Required work. Copy each line below that includes "Appropriate".

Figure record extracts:
★ ★ ★ ★ ★ ★ ★

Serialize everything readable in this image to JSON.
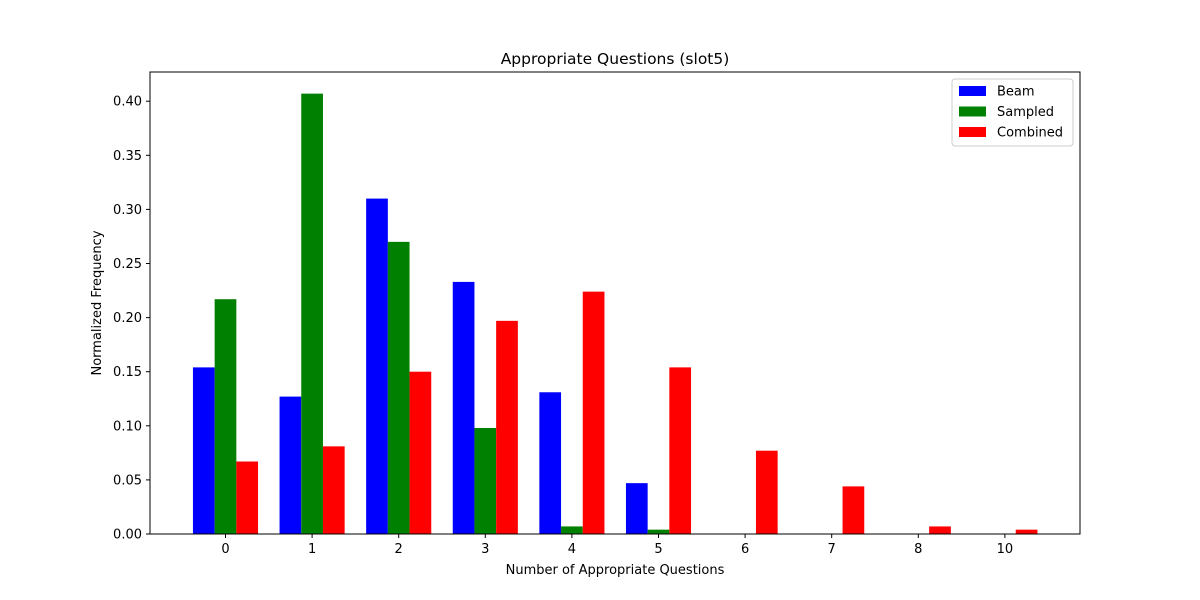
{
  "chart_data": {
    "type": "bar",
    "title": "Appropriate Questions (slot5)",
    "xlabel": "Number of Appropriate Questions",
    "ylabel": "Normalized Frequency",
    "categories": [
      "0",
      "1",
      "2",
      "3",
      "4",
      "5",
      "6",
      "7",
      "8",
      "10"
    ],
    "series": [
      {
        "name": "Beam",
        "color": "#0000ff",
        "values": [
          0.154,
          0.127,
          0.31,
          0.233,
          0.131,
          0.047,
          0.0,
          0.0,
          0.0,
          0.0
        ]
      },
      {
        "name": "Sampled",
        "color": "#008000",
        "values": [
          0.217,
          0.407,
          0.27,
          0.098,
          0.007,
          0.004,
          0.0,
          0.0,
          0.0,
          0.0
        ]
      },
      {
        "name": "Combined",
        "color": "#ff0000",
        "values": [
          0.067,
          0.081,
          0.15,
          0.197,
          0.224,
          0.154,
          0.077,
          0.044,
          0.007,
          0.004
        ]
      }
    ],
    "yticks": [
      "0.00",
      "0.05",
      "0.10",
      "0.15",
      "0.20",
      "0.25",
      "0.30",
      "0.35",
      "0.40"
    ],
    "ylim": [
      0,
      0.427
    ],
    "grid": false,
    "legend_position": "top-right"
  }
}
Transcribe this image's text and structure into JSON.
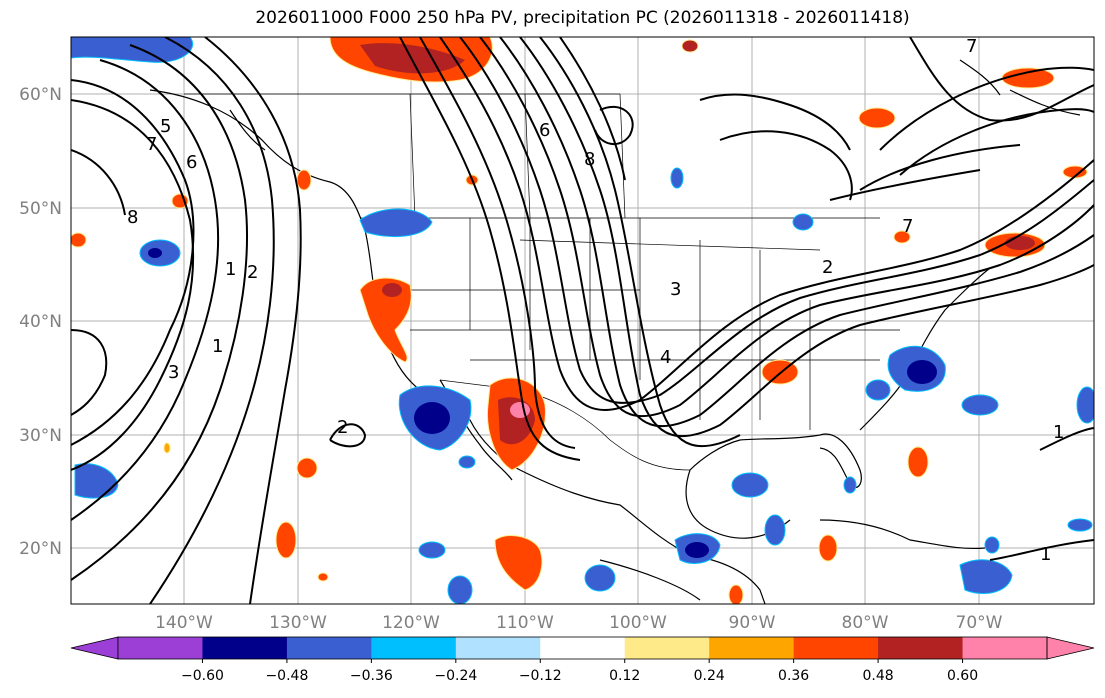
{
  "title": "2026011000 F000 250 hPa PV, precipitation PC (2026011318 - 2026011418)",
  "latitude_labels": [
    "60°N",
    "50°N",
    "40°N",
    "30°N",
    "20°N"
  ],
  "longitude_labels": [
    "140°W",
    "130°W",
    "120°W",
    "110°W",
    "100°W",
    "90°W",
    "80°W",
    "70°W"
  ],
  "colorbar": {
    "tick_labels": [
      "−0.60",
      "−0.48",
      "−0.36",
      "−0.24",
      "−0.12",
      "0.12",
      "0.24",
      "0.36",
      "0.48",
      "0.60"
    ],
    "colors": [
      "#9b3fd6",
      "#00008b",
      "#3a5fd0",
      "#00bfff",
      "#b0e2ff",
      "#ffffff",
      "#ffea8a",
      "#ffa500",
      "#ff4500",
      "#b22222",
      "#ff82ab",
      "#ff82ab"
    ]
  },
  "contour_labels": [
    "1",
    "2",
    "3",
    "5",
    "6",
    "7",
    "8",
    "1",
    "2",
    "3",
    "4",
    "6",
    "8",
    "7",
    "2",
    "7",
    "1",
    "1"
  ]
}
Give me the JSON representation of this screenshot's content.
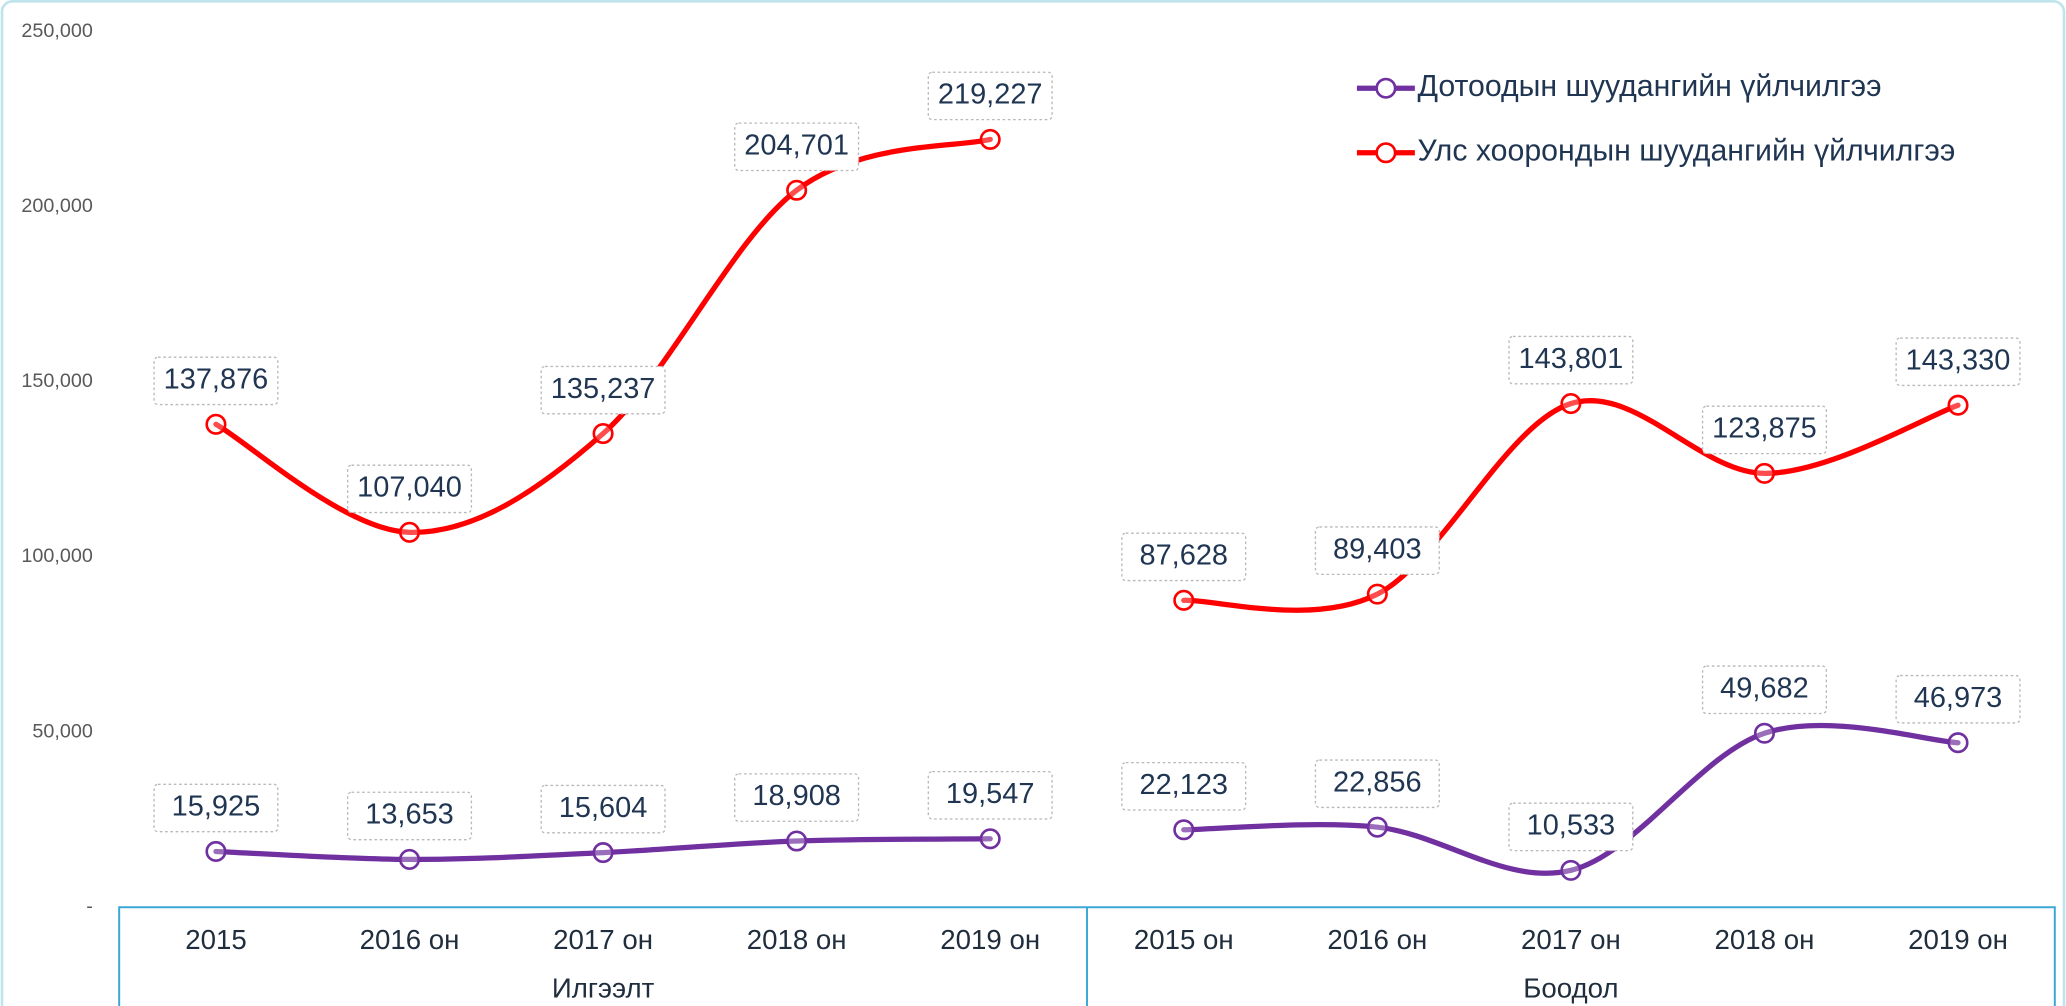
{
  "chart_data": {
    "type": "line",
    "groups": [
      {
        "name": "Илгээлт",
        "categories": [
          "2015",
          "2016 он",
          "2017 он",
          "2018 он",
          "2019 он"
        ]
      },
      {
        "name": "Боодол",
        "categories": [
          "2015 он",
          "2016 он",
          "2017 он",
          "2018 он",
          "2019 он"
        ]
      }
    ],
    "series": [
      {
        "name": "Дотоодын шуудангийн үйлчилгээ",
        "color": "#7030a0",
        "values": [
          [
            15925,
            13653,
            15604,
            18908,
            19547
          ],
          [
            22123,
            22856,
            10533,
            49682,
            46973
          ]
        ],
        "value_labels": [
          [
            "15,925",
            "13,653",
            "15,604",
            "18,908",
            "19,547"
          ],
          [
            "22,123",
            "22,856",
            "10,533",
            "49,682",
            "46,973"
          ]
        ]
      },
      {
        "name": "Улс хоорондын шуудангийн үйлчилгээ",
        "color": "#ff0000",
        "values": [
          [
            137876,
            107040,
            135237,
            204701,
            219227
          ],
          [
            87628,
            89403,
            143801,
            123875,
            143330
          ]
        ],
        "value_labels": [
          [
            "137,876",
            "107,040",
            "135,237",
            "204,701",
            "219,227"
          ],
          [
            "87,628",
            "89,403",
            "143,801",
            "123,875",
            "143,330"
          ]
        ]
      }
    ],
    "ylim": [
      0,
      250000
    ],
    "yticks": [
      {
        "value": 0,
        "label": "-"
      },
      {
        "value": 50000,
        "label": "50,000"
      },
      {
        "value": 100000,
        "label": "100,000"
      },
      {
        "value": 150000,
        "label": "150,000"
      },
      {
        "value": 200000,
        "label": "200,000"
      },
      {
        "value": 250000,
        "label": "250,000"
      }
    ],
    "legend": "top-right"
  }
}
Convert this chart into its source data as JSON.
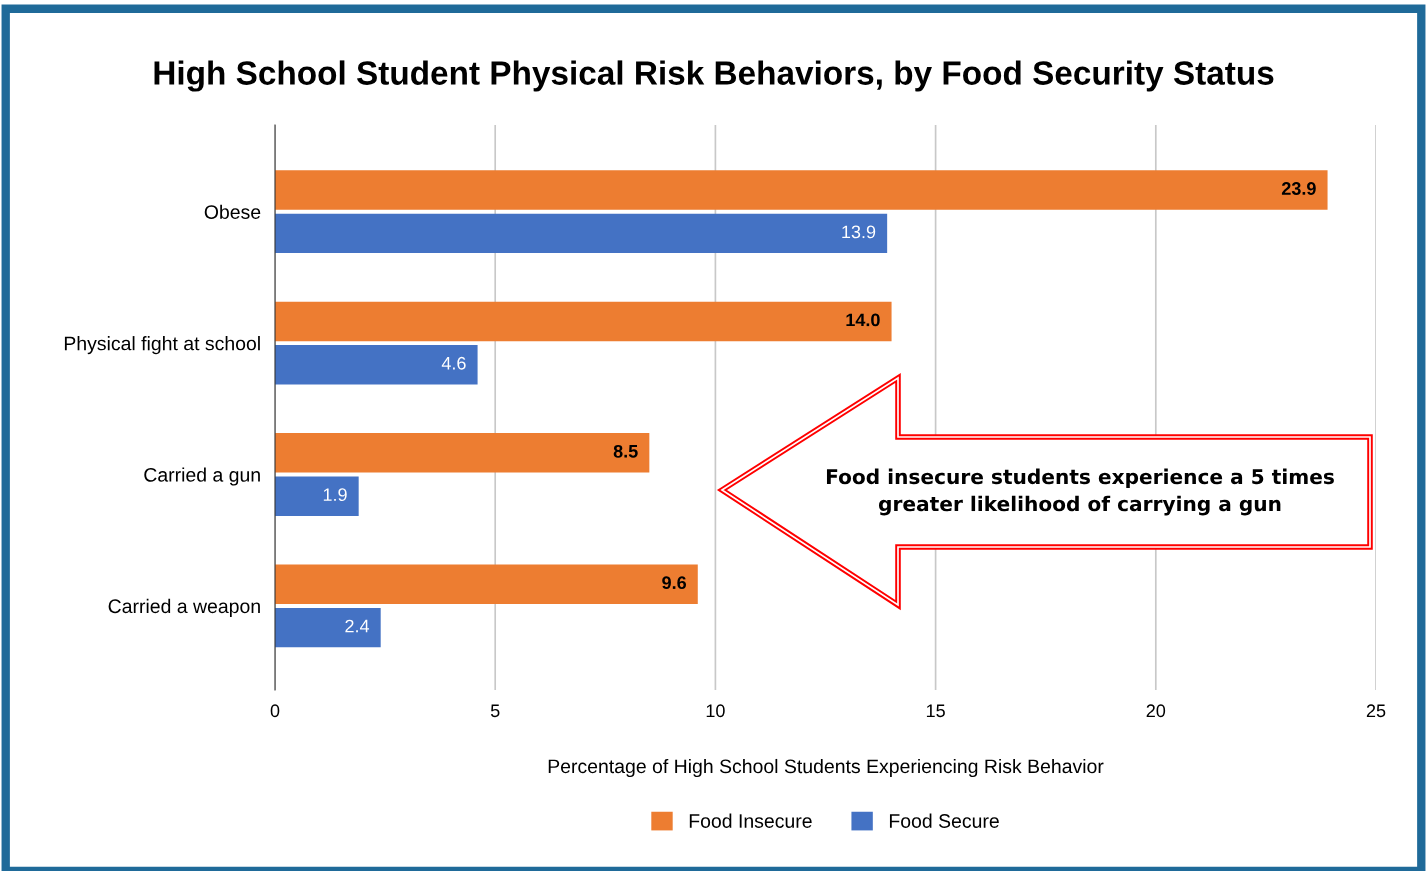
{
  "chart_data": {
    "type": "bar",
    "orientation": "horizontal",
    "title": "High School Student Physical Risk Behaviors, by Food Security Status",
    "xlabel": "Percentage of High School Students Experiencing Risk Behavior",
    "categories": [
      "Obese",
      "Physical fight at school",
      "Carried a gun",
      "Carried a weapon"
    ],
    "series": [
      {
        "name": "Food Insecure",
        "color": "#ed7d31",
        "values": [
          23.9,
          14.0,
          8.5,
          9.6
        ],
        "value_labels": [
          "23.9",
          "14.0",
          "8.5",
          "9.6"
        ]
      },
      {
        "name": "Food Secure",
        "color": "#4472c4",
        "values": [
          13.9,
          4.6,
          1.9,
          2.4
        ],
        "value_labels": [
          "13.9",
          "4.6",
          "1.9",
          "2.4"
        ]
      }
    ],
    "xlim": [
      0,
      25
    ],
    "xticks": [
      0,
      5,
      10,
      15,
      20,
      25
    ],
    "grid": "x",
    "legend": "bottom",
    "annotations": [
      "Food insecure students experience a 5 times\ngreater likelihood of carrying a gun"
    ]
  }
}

★ ★ ★ ★ ★ ★ ★

Result for this task.
    "title": "Appropriate Questions (slot5)",
    "xlabel": "Number of Appropriate Questions",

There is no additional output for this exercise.